> GIVEN TASK: Go through the lines below. Copy those with "JSON".
— Begin RECORDS —
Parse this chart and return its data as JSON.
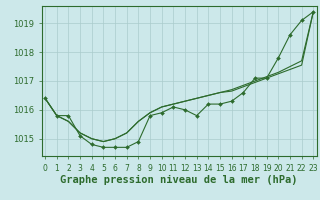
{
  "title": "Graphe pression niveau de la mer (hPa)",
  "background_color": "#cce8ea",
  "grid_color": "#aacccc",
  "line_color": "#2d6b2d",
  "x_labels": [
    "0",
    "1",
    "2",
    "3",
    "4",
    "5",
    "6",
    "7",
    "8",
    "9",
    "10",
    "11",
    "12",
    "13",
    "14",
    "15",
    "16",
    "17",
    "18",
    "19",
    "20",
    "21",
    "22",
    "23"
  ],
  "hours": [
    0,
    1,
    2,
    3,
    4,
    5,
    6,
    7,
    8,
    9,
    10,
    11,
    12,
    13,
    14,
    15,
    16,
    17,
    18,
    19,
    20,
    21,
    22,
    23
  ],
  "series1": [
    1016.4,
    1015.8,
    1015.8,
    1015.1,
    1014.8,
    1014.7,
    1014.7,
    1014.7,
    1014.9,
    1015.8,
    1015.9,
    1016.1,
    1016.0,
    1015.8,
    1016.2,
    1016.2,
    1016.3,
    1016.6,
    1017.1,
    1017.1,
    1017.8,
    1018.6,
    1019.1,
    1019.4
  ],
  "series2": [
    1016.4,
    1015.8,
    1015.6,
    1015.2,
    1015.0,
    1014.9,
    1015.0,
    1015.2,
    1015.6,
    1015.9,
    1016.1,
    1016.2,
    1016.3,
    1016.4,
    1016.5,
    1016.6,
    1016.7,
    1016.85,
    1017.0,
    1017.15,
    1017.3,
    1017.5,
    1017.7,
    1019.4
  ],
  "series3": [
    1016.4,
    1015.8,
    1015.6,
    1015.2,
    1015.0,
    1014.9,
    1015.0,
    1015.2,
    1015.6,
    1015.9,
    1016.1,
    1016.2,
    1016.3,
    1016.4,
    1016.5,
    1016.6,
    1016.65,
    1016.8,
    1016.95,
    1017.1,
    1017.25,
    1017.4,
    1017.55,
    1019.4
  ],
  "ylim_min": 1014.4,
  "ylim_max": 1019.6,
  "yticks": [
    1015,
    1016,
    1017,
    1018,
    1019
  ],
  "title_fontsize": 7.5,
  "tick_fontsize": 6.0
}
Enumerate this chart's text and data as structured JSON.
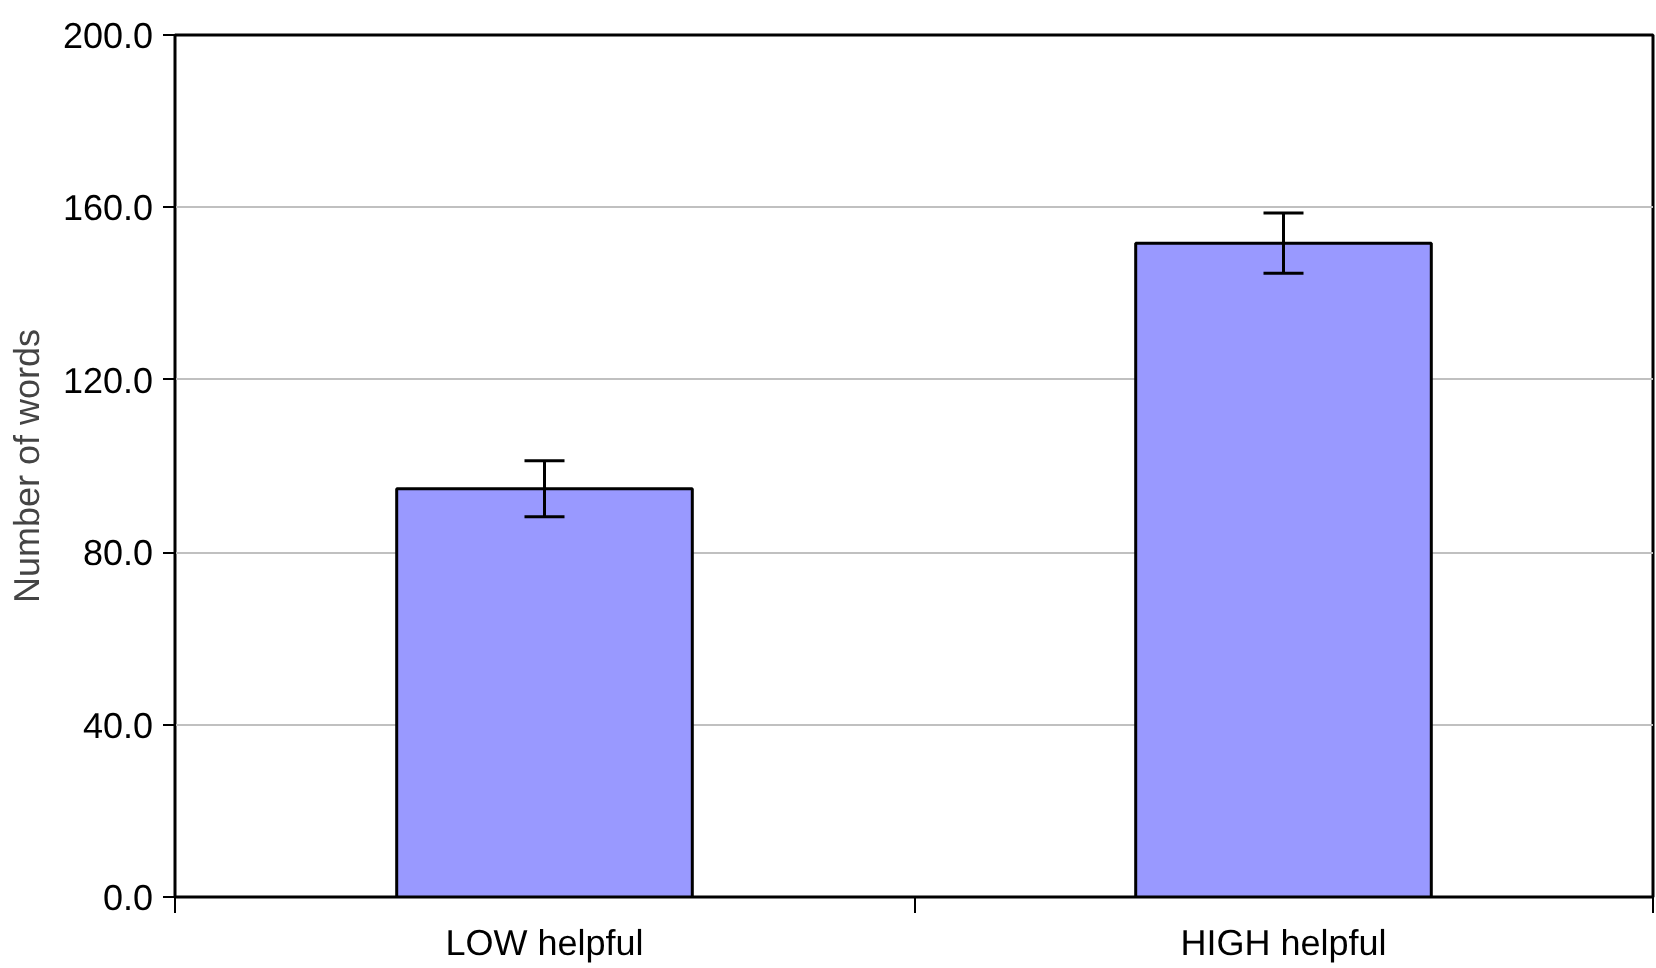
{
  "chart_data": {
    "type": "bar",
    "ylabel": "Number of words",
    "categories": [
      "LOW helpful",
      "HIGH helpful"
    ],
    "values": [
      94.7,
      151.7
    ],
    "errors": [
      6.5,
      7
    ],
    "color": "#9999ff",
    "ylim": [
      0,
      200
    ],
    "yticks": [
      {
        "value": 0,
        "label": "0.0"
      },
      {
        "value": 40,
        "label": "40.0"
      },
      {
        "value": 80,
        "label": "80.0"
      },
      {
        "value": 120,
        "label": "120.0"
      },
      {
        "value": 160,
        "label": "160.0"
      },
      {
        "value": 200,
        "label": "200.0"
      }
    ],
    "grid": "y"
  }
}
— End RECORDS —
> ANSWER:
Parse this chart and return its data as JSON.
Enumerate this chart's text and data as structured JSON.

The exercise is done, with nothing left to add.